[What to produce] Please output the lines shown below exactly as they appear.

╭──

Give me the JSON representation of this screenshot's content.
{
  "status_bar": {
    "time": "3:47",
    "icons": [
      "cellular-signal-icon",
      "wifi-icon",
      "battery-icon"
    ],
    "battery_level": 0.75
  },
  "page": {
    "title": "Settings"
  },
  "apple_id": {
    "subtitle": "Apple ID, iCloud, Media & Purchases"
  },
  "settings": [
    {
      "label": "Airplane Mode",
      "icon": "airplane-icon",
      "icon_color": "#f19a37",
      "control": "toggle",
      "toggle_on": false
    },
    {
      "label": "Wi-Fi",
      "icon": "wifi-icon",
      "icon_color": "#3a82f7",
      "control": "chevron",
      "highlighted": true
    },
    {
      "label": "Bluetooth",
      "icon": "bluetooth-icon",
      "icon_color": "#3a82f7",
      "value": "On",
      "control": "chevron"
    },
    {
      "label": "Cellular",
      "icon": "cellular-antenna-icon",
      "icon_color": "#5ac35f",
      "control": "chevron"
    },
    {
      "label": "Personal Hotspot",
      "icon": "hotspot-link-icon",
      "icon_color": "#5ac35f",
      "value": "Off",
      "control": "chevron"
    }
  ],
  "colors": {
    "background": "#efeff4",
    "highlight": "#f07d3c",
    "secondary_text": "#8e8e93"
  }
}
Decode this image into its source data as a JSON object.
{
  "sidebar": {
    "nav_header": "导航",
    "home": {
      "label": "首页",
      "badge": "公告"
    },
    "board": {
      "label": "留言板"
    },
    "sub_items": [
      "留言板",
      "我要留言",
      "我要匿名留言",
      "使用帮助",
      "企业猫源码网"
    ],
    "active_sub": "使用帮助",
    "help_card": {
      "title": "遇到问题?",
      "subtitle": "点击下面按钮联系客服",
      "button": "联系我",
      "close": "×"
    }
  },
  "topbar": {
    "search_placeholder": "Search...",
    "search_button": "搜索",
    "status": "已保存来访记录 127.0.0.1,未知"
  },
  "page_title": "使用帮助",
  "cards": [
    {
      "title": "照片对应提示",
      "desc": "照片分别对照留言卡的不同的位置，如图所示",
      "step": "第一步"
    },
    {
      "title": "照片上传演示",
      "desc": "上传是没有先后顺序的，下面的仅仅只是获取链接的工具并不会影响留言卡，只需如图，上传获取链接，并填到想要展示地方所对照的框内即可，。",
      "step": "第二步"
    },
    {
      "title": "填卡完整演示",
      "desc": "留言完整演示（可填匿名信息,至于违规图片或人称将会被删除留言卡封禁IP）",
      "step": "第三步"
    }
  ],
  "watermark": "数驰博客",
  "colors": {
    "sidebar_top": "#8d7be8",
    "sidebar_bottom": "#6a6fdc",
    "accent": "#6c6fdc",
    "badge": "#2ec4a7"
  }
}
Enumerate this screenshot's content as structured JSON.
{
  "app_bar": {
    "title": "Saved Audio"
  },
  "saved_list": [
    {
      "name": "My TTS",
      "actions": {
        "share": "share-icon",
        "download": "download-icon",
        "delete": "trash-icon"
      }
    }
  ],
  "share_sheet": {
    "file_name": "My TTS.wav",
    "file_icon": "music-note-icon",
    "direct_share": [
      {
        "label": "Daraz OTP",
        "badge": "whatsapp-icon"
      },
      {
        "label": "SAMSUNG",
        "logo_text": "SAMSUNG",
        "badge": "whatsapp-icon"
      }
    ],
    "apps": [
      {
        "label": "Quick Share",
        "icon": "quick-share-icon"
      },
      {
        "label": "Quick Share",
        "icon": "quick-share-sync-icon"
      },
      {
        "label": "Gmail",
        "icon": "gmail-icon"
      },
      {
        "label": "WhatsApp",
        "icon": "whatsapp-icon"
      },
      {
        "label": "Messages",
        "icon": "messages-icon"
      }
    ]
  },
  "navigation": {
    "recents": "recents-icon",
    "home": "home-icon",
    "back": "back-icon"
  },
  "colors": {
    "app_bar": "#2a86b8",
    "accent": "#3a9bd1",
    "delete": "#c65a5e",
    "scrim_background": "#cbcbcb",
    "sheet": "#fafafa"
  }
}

╰──

[Solution for this exercise]
Give me the JSON representation of this screenshot's content.
{
  "status_bar": {
    "time": "3:47",
    "icons": [
      "cellular-signal-icon",
      "wifi-icon",
      "battery-icon"
    ],
    "battery_level": 0.75
  },
  "page": {
    "title": "Settings"
  },
  "apple_id": {
    "subtitle": "Apple ID, iCloud, Media & Purchases"
  },
  "settings": [
    {
      "label": "Airplane Mode",
      "icon": "airplane-icon",
      "icon_color": "#f19a37",
      "control": "toggle",
      "toggle_on": false
    },
    {
      "label": "Wi-Fi",
      "icon": "wifi-icon",
      "icon_color": "#3a82f7",
      "control": "chevron",
      "highlighted": true
    },
    {
      "label": "Bluetooth",
      "icon": "bluetooth-icon",
      "icon_color": "#3a82f7",
      "value": "On",
      "control": "chevron"
    },
    {
      "label": "Cellular",
      "icon": "cellular-antenna-icon",
      "icon_color": "#5ac35f",
      "control": "chevron"
    },
    {
      "label": "Personal Hotspot",
      "icon": "hotspot-link-icon",
      "icon_color": "#5ac35f",
      "value": "Off",
      "control": "chevron"
    }
  ],
  "colors": {
    "background": "#efeff4",
    "highlight": "#f07d3c",
    "secondary_text": "#8e8e93"
  }
}
Decode this image into its source data as a JSON object.
{
  "sidebar": {
    "nav_header": "导航",
    "home": {
      "label": "首页",
      "badge": "公告"
    },
    "board": {
      "label": "留言板"
    },
    "sub_items": [
      "留言板",
      "我要留言",
      "我要匿名留言",
      "使用帮助",
      "企业猫源码网"
    ],
    "active_sub": "使用帮助",
    "help_card": {
      "title": "遇到问题?",
      "subtitle": "点击下面按钮联系客服",
      "button": "联系我",
      "close": "×"
    }
  },
  "topbar": {
    "search_placeholder": "Search...",
    "search_button": "搜索",
    "status": "已保存来访记录 127.0.0.1,未知"
  },
  "page_title": "使用帮助",
  "cards": [
    {
      "title": "照片对应提示",
      "desc": "照片分别对照留言卡的不同的位置，如图所示",
      "step": "第一步"
    },
    {
      "title": "照片上传演示",
      "desc": "上传是没有先后顺序的，下面的仅仅只是获取链接的工具并不会影响留言卡，只需如图，上传获取链接，并填到想要展示地方所对照的框内即可，。",
      "step": "第二步"
    },
    {
      "title": "填卡完整演示",
      "desc": "留言完整演示（可填匿名信息,至于违规图片或人称将会被删除留言卡封禁IP）",
      "step": "第三步"
    }
  ],
  "watermark": "数驰博客",
  "colors": {
    "sidebar_top": "#8d7be8",
    "sidebar_bottom": "#6a6fdc",
    "accent": "#6c6fdc",
    "badge": "#2ec4a7"
  }
}
Enumerate this screenshot's content as structured JSON.
{
  "app_bar": {
    "title": "Saved Audio"
  },
  "saved_list": [
    {
      "name": "My TTS",
      "actions": {
        "share": "share-icon",
        "download": "download-icon",
        "delete": "trash-icon"
      }
    }
  ],
  "share_sheet": {
    "file_name": "My TTS.wav",
    "file_icon": "music-note-icon",
    "direct_share": [
      {
        "label": "Daraz OTP",
        "badge": "whatsapp-icon"
      },
      {
        "label": "SAMSUNG",
        "logo_text": "SAMSUNG",
        "badge": "whatsapp-icon"
      }
    ],
    "apps": [
      {
        "label": "Quick Share",
        "icon": "quick-share-icon"
      },
      {
        "label": "Quick Share",
        "icon": "quick-share-sync-icon"
      },
      {
        "label": "Gmail",
        "icon": "gmail-icon"
      },
      {
        "label": "WhatsApp",
        "icon": "whatsapp-icon"
      },
      {
        "label": "Messages",
        "icon": "messages-icon"
      }
    ]
  },
  "navigation": {
    "recents": "recents-icon",
    "home": "home-icon",
    "back": "back-icon"
  },
  "colors": {
    "app_bar": "#2a86b8",
    "accent": "#3a9bd1",
    "delete": "#c65a5e",
    "scrim_background": "#cbcbcb",
    "sheet": "#fafafa"
  }
}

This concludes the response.